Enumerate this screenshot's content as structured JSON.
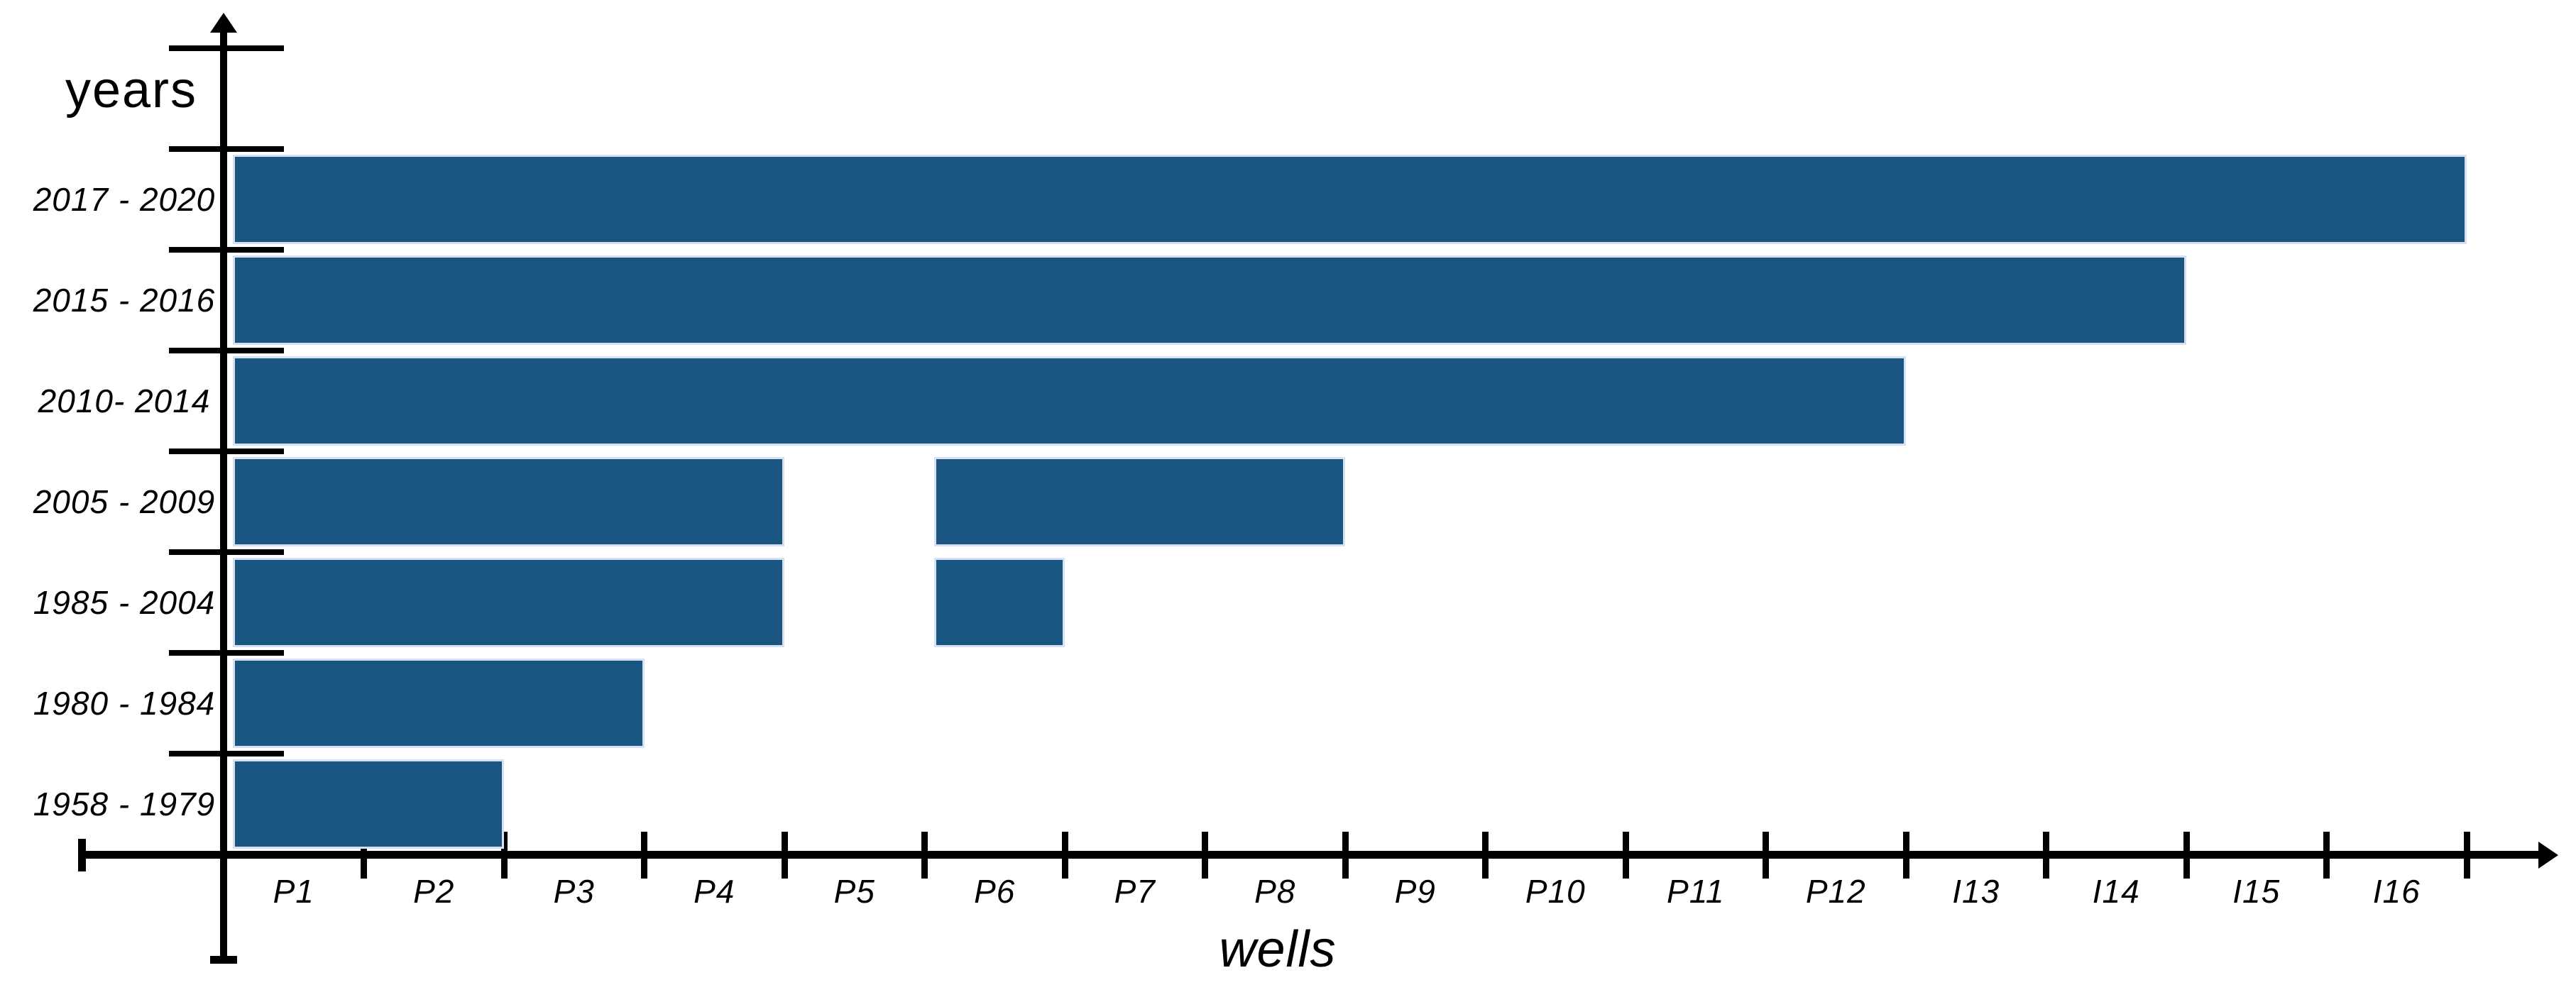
{
  "chart_data": {
    "type": "bar",
    "orientation": "horizontal",
    "title": "",
    "ylabel": "years",
    "xlabel": "wells",
    "grid": false,
    "x_axis_unit": "wells (one tick interval = one well)",
    "x_range_wells": [
      0,
      16
    ],
    "x_tick_labels": [
      "P1",
      "P2",
      "P3",
      "P4",
      "P5",
      "P6",
      "P7",
      "P8",
      "P9",
      "P10",
      "P11",
      "P12",
      "I13",
      "I14",
      "I15",
      "I16"
    ],
    "categories": [
      "2017 - 2020",
      "2015 - 2016",
      "2010- 2014",
      "2005 - 2009",
      "1985 - 2004",
      "1980 - 1984",
      "1958 - 1979"
    ],
    "series": [
      {
        "name": "2017 - 2020",
        "segments": [
          [
            0,
            16
          ]
        ],
        "total_wells": 16
      },
      {
        "name": "2015 - 2016",
        "segments": [
          [
            0,
            14
          ]
        ],
        "total_wells": 14
      },
      {
        "name": "2010- 2014",
        "segments": [
          [
            0,
            12
          ]
        ],
        "total_wells": 12
      },
      {
        "name": "2005 - 2009",
        "segments": [
          [
            0,
            4
          ],
          [
            5,
            8
          ]
        ],
        "total_wells": 7
      },
      {
        "name": "1985 - 2004",
        "segments": [
          [
            0,
            4
          ],
          [
            5,
            6
          ]
        ],
        "total_wells": 5
      },
      {
        "name": "1980 - 1984",
        "segments": [
          [
            0,
            3
          ]
        ],
        "total_wells": 3
      },
      {
        "name": "1958 - 1979",
        "segments": [
          [
            0,
            2
          ]
        ],
        "total_wells": 2
      }
    ],
    "colors": {
      "bar_fill": "#1A5480",
      "bar_border": "#D6E1F1",
      "axis": "#000000",
      "background": "#ffffff"
    },
    "legend": null
  }
}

# PROBLEM TO WORK ON
Tell how many lines in the material contain the word "name". Only the number is wanted.

# CORRECT ANSWER
7